» YOUR OBJECTIVE: Copy every line of the data that includes the string "JSON".

» DATA:
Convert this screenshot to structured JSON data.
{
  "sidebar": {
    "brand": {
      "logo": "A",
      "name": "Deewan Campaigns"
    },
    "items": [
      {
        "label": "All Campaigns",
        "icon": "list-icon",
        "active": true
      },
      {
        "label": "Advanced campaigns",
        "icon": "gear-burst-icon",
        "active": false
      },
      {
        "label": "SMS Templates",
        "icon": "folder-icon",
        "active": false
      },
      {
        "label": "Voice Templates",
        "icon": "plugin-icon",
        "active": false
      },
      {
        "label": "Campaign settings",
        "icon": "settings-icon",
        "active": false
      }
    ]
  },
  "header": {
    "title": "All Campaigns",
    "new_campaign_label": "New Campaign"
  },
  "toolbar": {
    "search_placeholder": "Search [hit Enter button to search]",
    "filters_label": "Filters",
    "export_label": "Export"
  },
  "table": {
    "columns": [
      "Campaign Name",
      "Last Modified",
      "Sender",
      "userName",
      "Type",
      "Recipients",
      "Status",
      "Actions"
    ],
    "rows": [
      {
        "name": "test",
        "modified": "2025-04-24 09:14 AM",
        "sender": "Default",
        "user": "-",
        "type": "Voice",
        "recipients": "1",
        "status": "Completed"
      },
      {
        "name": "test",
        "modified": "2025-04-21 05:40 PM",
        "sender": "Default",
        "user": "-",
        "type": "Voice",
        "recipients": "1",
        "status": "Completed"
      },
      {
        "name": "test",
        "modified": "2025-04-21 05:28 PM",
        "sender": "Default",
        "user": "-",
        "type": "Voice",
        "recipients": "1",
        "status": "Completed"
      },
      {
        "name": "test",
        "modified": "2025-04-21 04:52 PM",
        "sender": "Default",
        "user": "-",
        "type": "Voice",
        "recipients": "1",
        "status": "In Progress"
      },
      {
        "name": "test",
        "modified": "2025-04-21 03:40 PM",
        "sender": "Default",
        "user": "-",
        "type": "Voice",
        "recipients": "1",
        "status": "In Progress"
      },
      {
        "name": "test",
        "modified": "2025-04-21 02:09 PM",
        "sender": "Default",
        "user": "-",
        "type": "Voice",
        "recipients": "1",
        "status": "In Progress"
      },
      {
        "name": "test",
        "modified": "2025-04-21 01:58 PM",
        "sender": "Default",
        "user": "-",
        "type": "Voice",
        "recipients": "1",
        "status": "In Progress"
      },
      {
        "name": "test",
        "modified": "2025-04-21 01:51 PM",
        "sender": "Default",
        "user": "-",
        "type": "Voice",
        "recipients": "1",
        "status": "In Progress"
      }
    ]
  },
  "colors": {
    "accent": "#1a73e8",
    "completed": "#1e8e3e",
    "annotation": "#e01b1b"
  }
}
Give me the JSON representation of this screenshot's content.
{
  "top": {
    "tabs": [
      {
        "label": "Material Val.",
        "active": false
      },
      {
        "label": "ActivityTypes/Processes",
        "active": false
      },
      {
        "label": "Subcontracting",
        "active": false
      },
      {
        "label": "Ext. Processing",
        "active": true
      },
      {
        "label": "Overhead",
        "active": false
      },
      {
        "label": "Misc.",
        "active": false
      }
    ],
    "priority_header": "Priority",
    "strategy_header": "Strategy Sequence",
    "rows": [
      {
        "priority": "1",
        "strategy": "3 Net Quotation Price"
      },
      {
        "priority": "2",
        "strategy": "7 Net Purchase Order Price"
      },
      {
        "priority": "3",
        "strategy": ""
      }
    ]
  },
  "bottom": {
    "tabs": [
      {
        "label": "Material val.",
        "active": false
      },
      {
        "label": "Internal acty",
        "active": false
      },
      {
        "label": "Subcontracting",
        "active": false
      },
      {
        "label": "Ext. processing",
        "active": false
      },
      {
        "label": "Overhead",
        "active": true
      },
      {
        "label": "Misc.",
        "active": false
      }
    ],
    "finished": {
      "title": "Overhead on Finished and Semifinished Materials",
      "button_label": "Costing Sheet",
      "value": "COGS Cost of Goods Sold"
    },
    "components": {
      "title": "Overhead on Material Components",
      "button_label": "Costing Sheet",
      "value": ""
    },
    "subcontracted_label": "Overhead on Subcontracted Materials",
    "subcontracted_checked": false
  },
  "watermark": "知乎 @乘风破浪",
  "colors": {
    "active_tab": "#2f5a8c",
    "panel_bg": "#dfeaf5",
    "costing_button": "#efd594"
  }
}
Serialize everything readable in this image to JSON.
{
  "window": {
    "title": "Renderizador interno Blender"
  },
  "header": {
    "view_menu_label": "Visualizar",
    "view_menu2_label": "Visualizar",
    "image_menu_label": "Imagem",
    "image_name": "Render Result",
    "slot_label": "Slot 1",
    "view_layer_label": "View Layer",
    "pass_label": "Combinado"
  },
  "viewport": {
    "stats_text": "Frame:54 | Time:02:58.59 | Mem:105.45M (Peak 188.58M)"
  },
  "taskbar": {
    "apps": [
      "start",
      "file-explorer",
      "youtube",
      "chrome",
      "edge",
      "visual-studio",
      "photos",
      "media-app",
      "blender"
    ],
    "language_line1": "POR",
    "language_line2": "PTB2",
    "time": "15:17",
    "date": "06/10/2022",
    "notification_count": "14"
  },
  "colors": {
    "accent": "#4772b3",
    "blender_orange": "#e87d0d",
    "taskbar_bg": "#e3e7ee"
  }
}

* * *

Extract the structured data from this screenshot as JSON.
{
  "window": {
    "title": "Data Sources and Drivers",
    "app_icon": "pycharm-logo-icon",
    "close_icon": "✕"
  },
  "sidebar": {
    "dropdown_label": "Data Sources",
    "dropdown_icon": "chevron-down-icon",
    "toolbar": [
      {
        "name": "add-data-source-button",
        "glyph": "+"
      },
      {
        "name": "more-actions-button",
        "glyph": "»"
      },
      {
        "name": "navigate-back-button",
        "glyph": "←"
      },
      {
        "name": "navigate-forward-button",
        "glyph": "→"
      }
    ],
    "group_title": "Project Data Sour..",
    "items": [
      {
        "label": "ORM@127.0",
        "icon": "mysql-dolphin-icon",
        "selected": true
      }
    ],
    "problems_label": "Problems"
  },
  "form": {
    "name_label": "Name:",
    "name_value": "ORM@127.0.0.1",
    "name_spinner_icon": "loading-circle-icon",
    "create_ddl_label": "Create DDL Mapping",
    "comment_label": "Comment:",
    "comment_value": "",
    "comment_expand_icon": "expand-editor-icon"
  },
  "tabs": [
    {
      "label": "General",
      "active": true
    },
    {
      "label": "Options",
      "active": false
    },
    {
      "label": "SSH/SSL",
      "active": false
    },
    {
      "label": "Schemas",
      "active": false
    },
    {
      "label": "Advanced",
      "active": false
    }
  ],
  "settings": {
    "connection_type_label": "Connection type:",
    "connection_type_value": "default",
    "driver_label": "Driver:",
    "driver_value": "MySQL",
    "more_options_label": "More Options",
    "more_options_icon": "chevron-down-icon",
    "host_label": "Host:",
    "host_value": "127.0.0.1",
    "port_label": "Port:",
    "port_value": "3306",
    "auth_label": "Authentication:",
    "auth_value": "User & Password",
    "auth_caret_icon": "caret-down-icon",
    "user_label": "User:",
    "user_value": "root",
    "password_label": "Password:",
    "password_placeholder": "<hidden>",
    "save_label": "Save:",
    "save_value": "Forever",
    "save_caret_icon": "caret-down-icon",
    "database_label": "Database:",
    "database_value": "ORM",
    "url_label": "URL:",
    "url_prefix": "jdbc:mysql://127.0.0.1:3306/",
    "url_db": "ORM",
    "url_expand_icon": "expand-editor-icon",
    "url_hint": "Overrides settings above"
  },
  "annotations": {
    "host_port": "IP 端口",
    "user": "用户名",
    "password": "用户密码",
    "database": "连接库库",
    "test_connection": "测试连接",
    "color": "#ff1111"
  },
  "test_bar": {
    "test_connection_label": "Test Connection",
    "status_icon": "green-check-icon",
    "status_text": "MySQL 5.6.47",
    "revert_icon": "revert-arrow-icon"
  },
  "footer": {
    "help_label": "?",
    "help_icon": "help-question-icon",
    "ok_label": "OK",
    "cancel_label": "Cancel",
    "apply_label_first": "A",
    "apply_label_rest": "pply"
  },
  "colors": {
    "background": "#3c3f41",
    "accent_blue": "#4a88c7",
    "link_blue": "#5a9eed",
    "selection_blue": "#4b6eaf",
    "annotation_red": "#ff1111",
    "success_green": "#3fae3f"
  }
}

» CORRECT OUTPUT:
Convert this screenshot to structured JSON data.
Give me the JSON representation of this screenshot's content.
Serialize everything readable in this image to JSON.
Extract the structured data from this screenshot as JSON.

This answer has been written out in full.